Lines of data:
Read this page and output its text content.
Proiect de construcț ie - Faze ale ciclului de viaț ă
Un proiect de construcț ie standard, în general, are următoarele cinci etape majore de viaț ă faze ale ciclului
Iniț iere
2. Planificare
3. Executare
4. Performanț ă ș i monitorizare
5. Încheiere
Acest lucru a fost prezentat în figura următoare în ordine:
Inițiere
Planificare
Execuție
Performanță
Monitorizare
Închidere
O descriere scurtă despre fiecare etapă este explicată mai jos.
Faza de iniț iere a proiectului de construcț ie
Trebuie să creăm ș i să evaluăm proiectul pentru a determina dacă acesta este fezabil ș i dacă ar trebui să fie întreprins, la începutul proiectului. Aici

### The problem:
Tell how many lines above contain the word "ciclului". Give the number alone.

### Written response:
2